** BEGIN Working data **

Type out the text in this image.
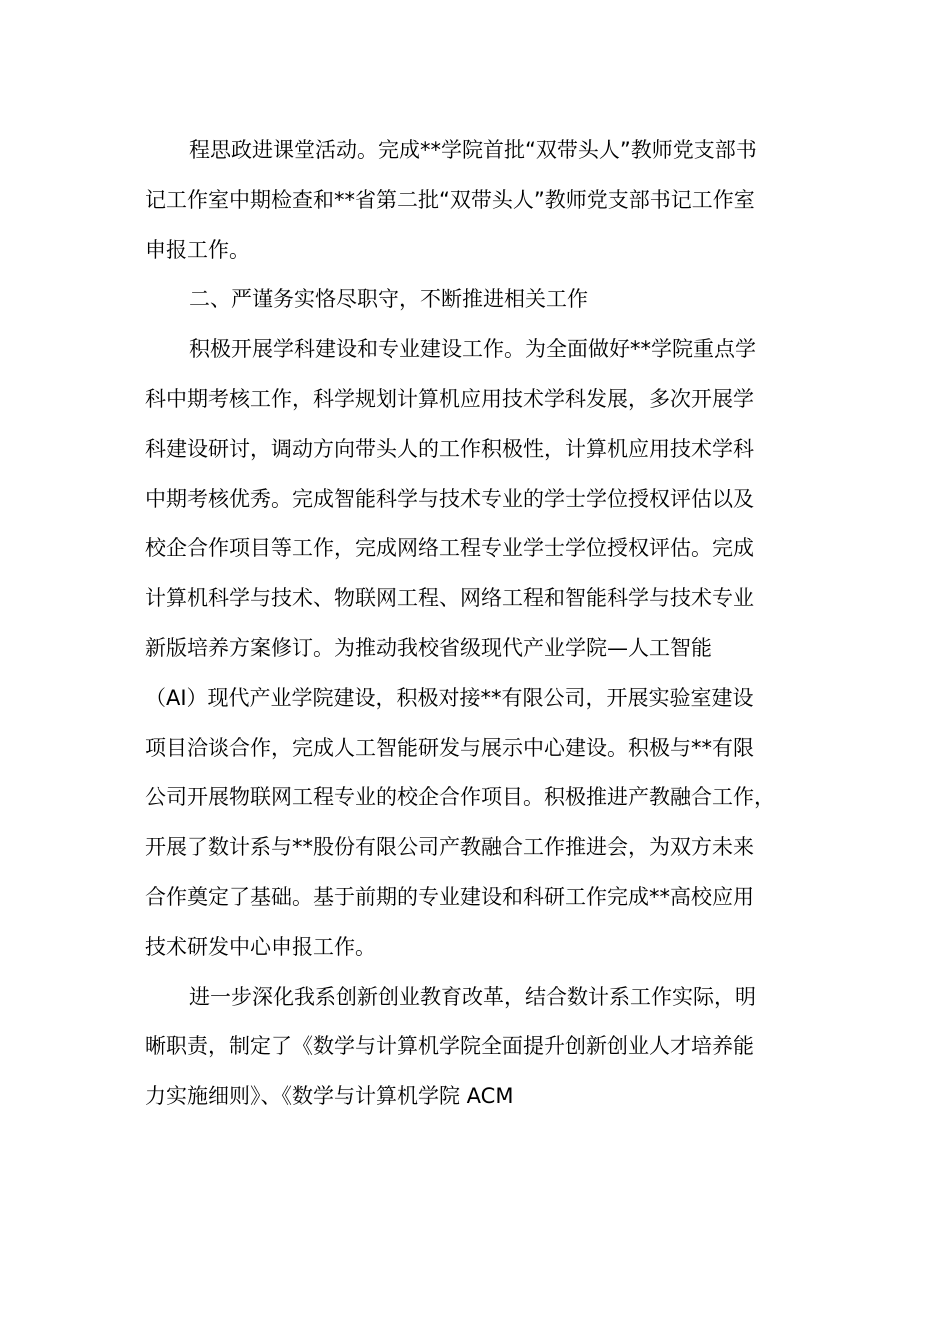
程思政进课堂活动。完成**学院首批“双带头人”教师党支部书
记工作室中期检查和**省第二批“双带头人”教师党支部书记工作室
申报工作。
二、严谨务实恪尽职守，不断推进相关工作
积极开展学科建设和专业建设工作。为全面做好**学院重点学
科中期考核工作，科学规划计算机应用技术学科发展，多次开展学
科建设研讨，调动方向带头人的工作积极性，计算机应用技术学科
中期考核优秀。完成智能科学与技术专业的学士学位授权评估以及
校企合作项目等工作，完成网络工程专业学士学位授权评估。完成
计算机科学与技术、物联网工程、网络工程和智能科学与技术专业
新版培养方案修订。为推动我校省级现代产业学院—人工智能
（AI）现代产业学院建设，积极对接**有限公司，开展实验室建设
项目洽谈合作，完成人工智能研发与展示中心建设。积极与**有限
公司开展物联网工程专业的校企合作项目。积极推进产教融合工作，
开展了数计系与**股份有限公司产教融合工作推进会，为双方未来
合作奠定了基础。基于前期的专业建设和科研工作完成**高校应用
技术研发中心申报工作。
进一步深化我系创新创业教育改革，结合数计系工作实际，明
晰职责，制定了《数学与计算机学院全面提升创新创业人才培养能
力实施细则》、《数学与计算机学院 ACM
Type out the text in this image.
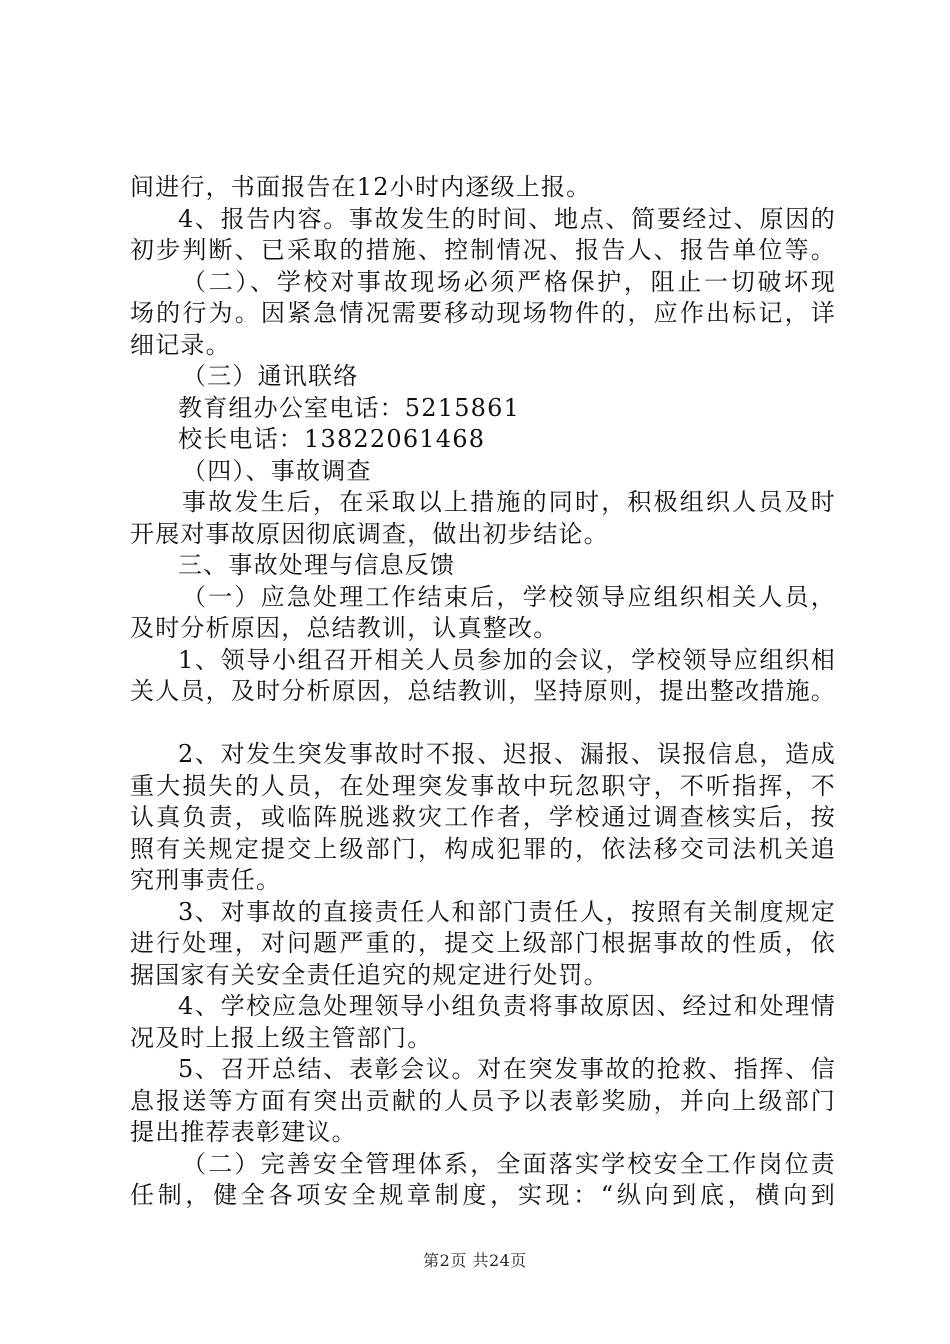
间进行，书面报告在12小时内逐级上报。

4、报告内容。事故发生的时间、地点、简要经过、原因的

初步判断、已采取的措施、控制情况、报告人、报告单位等。

（二）、学校对事故现场必须严格保护，阻止一切破坏现

场的行为。因紧急情况需要移动现场物件的，应作出标记，详

细记录。

（三）通讯联络

教育组办公室电话：5215861

校长电话：13822061468

（四）、事故调查

事故发生后，在采取以上措施的同时，积极组织人员及时

开展对事故原因彻底调查，做出初步结论。

三、事故处理与信息反馈

（一）应急处理工作结束后，学校领导应组织相关人员，

及时分析原因，总结教训，认真整改。

1、领导小组召开相关人员参加的会议，学校领导应组织相

关人员，及时分析原因，总结教训，坚持原则，提出整改措施。

2、对发生突发事故时不报、迟报、漏报、误报信息，造成

重大损失的人员，在处理突发事故中玩忽职守，不听指挥，不

认真负责，或临阵脱逃救灾工作者，学校通过调查核实后，按

照有关规定提交上级部门，构成犯罪的，依法移交司法机关追

究刑事责任。

3、对事故的直接责任人和部门责任人，按照有关制度规定

进行处理，对问题严重的，提交上级部门根据事故的性质，依

据国家有关安全责任追究的规定进行处罚。

4、学校应急处理领导小组负责将事故原因、经过和处理情

况及时上报上级主管部门。

5、召开总结、表彰会议。对在突发事故的抢救、指挥、信

息报送等方面有突出贡献的人员予以表彰奖励，并向上级部门

提出推荐表彰建议。

（二）完善安全管理体系，全面落实学校安全工作岗位责

任制，健全各项安全规章制度，实现：“纵向到底，横向到

第2页 共24页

** END Working data **

Repeat the full listing above exactly, with no pictures in the copy.

§ Response for this exercise:
Type out the text in this image.
程思政进课堂活动。完成**学院首批“双带头人”教师党支部书
记工作室中期检查和**省第二批“双带头人”教师党支部书记工作室
申报工作。
二、严谨务实恪尽职守，不断推进相关工作
积极开展学科建设和专业建设工作。为全面做好**学院重点学
科中期考核工作，科学规划计算机应用技术学科发展，多次开展学
科建设研讨，调动方向带头人的工作积极性，计算机应用技术学科
中期考核优秀。完成智能科学与技术专业的学士学位授权评估以及
校企合作项目等工作，完成网络工程专业学士学位授权评估。完成
计算机科学与技术、物联网工程、网络工程和智能科学与技术专业
新版培养方案修订。为推动我校省级现代产业学院—人工智能
（AI）现代产业学院建设，积极对接**有限公司，开展实验室建设
项目洽谈合作，完成人工智能研发与展示中心建设。积极与**有限
公司开展物联网工程专业的校企合作项目。积极推进产教融合工作，
开展了数计系与**股份有限公司产教融合工作推进会，为双方未来
合作奠定了基础。基于前期的专业建设和科研工作完成**高校应用
技术研发中心申报工作。
进一步深化我系创新创业教育改革，结合数计系工作实际，明
晰职责，制定了《数学与计算机学院全面提升创新创业人才培养能
力实施细则》、《数学与计算机学院 ACM
Type out the text in this image.
间进行，书面报告在12小时内逐级上报。

4、报告内容。事故发生的时间、地点、简要经过、原因的

初步判断、已采取的措施、控制情况、报告人、报告单位等。

（二）、学校对事故现场必须严格保护，阻止一切破坏现

场的行为。因紧急情况需要移动现场物件的，应作出标记，详

细记录。

（三）通讯联络

教育组办公室电话：5215861

校长电话：13822061468

（四）、事故调查

事故发生后，在采取以上措施的同时，积极组织人员及时

开展对事故原因彻底调查，做出初步结论。

三、事故处理与信息反馈

（一）应急处理工作结束后，学校领导应组织相关人员，

及时分析原因，总结教训，认真整改。

1、领导小组召开相关人员参加的会议，学校领导应组织相

关人员，及时分析原因，总结教训，坚持原则，提出整改措施。

2、对发生突发事故时不报、迟报、漏报、误报信息，造成

重大损失的人员，在处理突发事故中玩忽职守，不听指挥，不

认真负责，或临阵脱逃救灾工作者，学校通过调查核实后，按

照有关规定提交上级部门，构成犯罪的，依法移交司法机关追

究刑事责任。

3、对事故的直接责任人和部门责任人，按照有关制度规定

进行处理，对问题严重的，提交上级部门根据事故的性质，依

据国家有关安全责任追究的规定进行处罚。

4、学校应急处理领导小组负责将事故原因、经过和处理情

况及时上报上级主管部门。

5、召开总结、表彰会议。对在突发事故的抢救、指挥、信

息报送等方面有突出贡献的人员予以表彰奖励，并向上级部门

提出推荐表彰建议。

（二）完善安全管理体系，全面落实学校安全工作岗位责

任制，健全各项安全规章制度，实现：“纵向到底，横向到

第2页 共24页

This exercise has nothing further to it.